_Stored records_
__________

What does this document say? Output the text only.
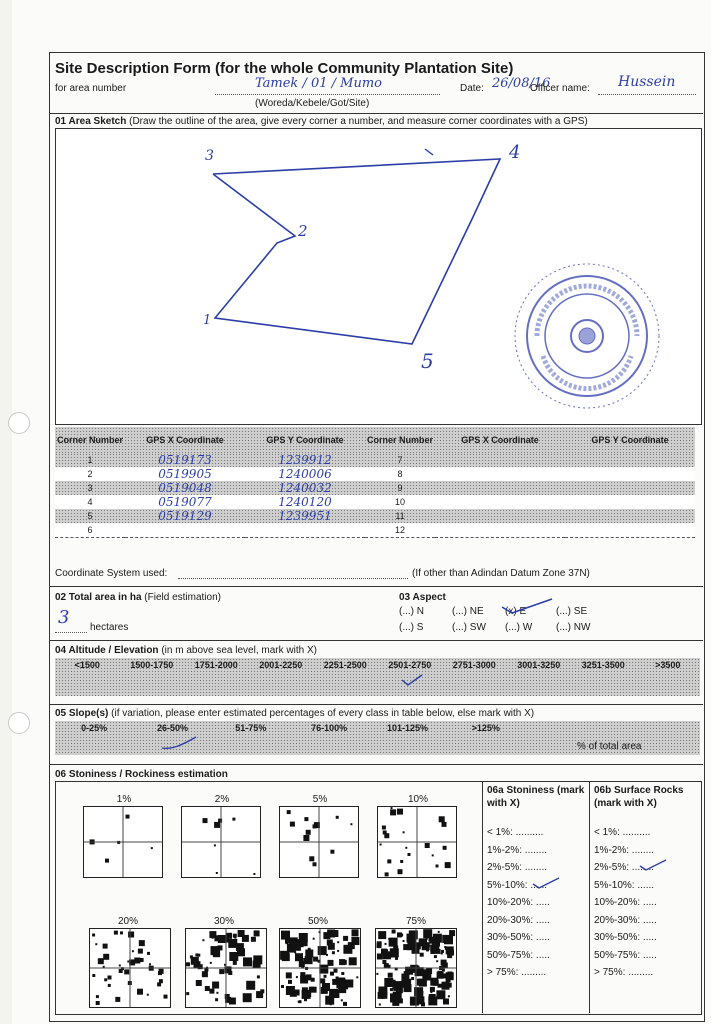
Site Description Form (for the whole Community Plantation Site)
for area number	Tamek / 01 / Mumo
(Woreda/Kebele/Got/Site)
Date: 26/08/16
Officer name: Hussein
01 Area Sketch (Draw the outline of the area, give every corner a number, and measure corner coordinates with a GPS)
3	4
2
1
5
Corner Number	GPS X Coordinate	GPS Y Coordinate	Corner Number	GPS X Coordinate	GPS Y Coordinate
1	0519173	1239912	7		
2	0519905	1240006	8		
3	0519048	1240032	9		
4	0519077	1240120	10		
5	0519129	1239951	11		
6			12		
Coordinate System used:	(If other than Adindan Datum Zone 37N)
02 Total area in ha (Field estimation)
3 hectares
03 Aspect
(...) N	(...) NE (x) E	(...) SE
(...) S	(...) SW (...) W (...) NW
04 Altitude / Elevation (in m above sea level, mark with X)
<1500	1500-1750	1751-2000	2001-2250	2251-2500	2501-2750	2751-3000	3001-3250	3251-3500	>3500
05 Slope(s) (if variation, please enter estimated percentages of every class in table below, else mark with X)
0-25%	26-50%	51-75%	76-100%	101-125%	>125%
% of total area
06 Stoniness / Rockiness estimation
1%	2%	5%	10%
20%	30%	50%	75%
06a Stoniness (mark with X)
06b Surface Rocks (mark with X)
< 1%: ..........
1%-2%: ........
2%-5%: ........
5%-10%: ......
10%-20%: .....
20%-30%: .....
30%-50%: .....
50%-75%: .....
> 75%: .........
< 1%: ..........
1%-2%: ........
2%-5%: ........
5%-10%: ......
10%-20%: .....
20%-30%: .....
30%-50%: .....
50%-75%: .....
> 75%: .........
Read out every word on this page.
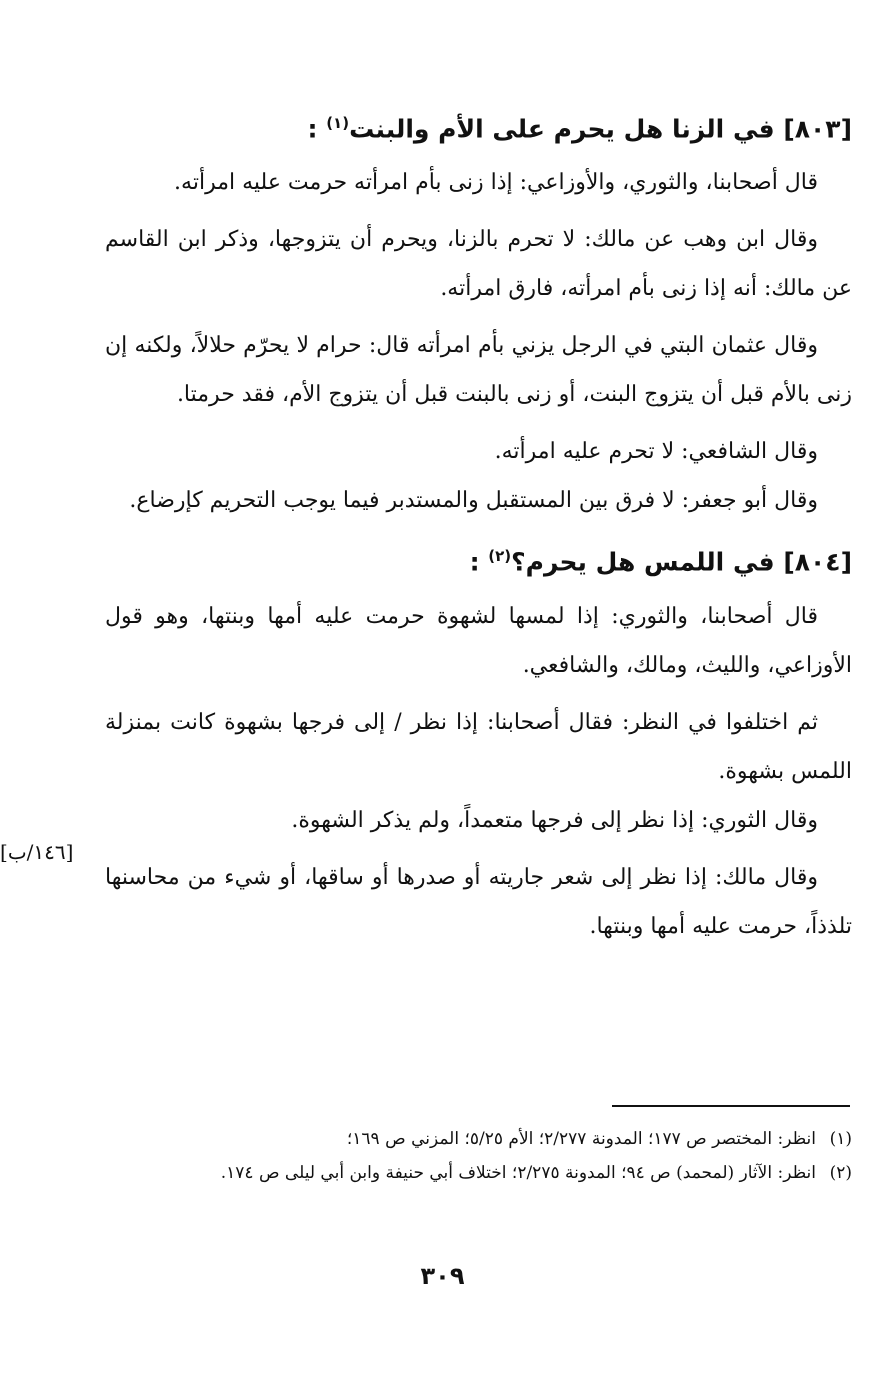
[٨٠٣] في الزنا هل يحرم على الأم والبنت$^{(١)}$ :

قال أصحابنا، والثوري، والأوزاعي: إذا زنى بأم امرأته حرمت عليه امرأته.

وقال ابن وهب عن مالك: لا تحرم بالزنا، ويحرم أن يتزوجها، وذكر ابن القاسم عن مالك: أنه إذا زنى بأم امرأته، فارق امرأته.

وقال عثمان البتي في الرجل يزني بأم امرأته قال: حرام لا يحرّم حلالاً، ولكنه إن زنى بالأم قبل أن يتزوج البنت، أو زنى بالبنت قبل أن يتزوج الأم، فقد حرمتا.

وقال الشافعي: لا تحرم عليه امرأته.

وقال أبو جعفر: لا فرق بين المستقبل والمستدبر فيما يوجب التحريم كإرضاع.

[٨٠٤] في اللمس هل يحرم؟$^{(٢)}$ :

قال أصحابنا، والثوري: إذا لمسها لشهوة حرمت عليه أمها وبنتها، وهو قول الأوزاعي، والليث، ومالك، والشافعي.

ثم اختلفوا في النظر: فقال أصحابنا: إذا نظر / إلى فرجها بشهوة كانت بمنزلة اللمس بشهوة.

وقال الثوري: إذا نظر إلى فرجها متعمداً، ولم يذكر الشهوة.

وقال مالك: إذا نظر إلى شعر جاريته أو صدرها أو ساقها، أو شيء من محاسنها تلذذاً، حرمت عليه أمها وبنتها.

[١٤٦/ب]
(١)
انظر: المختصر ص ١٧٧؛ المدونة ٢/٢٧٧؛ الأم ٥/٢٥؛ المزني ص ١٦٩؛
(٢)
انظر: الآثار (لمحمد) ص ٩٤؛ المدونة ٢/٢٧٥؛ اختلاف أبي حنيفة وابن أبي ليلى ص ١٧٤.
٣٠٩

__________

_Given task_
Copy all lines of the material above where the string "area" occurs.

_Response for this exercise_
for area number	Tamek / 01 / Mumo
01 Area Sketch (Draw the outline of the area, give every corner a number, and measure corner coordinates with a GPS)
02 Total area in ha (Field estimation)
% of total area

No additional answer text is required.